Directions for this task
Find the lines containing "icon" and say how many there are, with no other words.

Provided entries
_ _ _ _
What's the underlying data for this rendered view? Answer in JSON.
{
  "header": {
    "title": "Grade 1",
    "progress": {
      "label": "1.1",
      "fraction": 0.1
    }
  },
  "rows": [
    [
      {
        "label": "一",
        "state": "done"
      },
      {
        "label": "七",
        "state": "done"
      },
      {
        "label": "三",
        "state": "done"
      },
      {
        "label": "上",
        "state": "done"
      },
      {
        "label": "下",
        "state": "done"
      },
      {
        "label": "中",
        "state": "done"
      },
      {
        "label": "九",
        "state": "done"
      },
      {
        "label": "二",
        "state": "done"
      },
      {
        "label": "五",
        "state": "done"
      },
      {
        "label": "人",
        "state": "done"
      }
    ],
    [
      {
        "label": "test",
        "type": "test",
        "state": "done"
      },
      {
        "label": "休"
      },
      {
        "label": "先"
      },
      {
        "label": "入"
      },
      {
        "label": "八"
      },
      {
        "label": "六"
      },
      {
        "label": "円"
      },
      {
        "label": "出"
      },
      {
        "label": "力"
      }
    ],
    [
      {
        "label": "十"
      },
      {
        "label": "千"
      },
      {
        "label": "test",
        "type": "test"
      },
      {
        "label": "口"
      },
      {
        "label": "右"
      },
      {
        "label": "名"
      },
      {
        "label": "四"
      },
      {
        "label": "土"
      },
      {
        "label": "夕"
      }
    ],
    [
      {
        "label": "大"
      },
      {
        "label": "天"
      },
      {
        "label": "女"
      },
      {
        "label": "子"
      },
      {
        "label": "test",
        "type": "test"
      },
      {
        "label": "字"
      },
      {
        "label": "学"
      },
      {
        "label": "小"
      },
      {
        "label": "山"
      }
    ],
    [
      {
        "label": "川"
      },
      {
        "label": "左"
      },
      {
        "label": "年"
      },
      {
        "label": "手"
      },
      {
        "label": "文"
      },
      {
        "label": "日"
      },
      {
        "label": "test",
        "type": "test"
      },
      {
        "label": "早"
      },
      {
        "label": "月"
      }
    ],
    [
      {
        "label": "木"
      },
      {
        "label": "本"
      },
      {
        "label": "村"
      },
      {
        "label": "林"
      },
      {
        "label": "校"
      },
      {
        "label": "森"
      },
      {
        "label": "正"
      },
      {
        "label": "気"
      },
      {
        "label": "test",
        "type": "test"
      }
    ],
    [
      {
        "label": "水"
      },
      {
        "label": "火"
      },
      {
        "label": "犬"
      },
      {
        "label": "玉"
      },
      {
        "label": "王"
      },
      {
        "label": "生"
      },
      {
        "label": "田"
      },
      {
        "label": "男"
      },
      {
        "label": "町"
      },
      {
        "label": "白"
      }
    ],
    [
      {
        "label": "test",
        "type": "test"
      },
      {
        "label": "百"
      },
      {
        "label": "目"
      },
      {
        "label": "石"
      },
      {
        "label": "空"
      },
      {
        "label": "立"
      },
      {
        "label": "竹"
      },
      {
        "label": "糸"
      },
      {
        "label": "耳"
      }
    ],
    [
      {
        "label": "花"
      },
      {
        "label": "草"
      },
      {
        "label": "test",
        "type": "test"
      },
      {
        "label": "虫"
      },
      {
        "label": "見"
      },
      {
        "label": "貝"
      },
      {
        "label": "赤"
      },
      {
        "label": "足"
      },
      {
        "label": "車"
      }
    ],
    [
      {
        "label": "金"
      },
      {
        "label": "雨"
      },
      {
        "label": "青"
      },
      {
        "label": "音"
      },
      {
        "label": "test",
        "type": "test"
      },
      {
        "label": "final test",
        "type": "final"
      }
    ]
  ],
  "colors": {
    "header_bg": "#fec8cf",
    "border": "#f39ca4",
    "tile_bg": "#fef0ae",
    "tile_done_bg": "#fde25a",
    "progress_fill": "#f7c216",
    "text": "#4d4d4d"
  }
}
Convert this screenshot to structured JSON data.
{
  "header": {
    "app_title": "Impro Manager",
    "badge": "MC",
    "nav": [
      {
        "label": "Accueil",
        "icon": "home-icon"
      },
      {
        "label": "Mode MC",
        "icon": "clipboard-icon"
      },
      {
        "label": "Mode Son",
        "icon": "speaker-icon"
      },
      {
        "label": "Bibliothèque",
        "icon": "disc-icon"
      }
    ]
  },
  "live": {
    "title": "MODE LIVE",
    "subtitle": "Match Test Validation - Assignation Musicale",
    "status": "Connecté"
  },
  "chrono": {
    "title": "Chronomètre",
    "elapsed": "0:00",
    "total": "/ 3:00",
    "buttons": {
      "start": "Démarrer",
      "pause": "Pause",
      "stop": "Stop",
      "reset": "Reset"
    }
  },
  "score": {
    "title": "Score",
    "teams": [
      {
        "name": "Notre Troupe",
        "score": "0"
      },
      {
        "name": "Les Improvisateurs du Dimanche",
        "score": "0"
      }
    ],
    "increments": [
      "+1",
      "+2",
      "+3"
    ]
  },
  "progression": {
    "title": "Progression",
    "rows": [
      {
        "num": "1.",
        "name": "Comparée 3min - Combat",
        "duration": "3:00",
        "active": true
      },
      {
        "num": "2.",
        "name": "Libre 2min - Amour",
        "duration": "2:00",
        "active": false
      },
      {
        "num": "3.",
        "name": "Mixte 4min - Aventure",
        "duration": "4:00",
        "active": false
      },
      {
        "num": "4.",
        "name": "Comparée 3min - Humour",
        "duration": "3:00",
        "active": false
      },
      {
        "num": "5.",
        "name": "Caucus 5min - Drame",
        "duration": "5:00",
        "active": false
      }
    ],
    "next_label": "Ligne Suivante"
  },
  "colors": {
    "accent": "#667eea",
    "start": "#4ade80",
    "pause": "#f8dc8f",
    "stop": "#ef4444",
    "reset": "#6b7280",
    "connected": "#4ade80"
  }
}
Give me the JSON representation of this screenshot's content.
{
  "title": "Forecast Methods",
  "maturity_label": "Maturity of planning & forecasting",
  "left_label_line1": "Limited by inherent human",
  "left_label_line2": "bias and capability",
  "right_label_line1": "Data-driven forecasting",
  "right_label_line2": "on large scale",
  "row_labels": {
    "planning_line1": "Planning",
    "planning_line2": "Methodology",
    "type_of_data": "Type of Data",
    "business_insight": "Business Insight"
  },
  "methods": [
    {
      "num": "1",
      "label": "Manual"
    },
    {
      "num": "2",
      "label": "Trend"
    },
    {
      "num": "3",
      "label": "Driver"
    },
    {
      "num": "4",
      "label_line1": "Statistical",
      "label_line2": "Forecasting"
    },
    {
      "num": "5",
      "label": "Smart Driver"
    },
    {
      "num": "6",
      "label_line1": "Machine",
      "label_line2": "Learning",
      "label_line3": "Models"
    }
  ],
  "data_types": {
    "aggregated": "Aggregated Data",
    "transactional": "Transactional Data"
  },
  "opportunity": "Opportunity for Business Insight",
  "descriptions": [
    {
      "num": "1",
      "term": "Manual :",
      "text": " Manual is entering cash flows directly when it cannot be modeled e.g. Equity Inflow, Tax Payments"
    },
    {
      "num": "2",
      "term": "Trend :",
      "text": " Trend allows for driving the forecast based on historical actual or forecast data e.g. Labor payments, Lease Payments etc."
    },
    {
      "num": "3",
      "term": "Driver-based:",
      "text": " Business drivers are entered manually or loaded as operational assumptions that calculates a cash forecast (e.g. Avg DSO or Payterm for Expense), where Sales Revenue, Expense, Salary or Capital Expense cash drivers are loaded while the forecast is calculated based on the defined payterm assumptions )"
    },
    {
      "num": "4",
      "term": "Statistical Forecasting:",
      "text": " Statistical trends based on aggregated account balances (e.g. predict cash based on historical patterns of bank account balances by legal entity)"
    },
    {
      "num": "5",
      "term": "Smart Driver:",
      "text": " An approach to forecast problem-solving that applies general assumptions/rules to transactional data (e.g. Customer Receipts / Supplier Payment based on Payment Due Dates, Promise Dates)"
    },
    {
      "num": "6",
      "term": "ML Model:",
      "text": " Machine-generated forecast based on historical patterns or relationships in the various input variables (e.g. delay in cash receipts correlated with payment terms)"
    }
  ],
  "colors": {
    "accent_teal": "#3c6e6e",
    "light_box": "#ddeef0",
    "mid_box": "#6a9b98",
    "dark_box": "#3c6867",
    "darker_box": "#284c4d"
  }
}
_ _ _ _
Correct response
4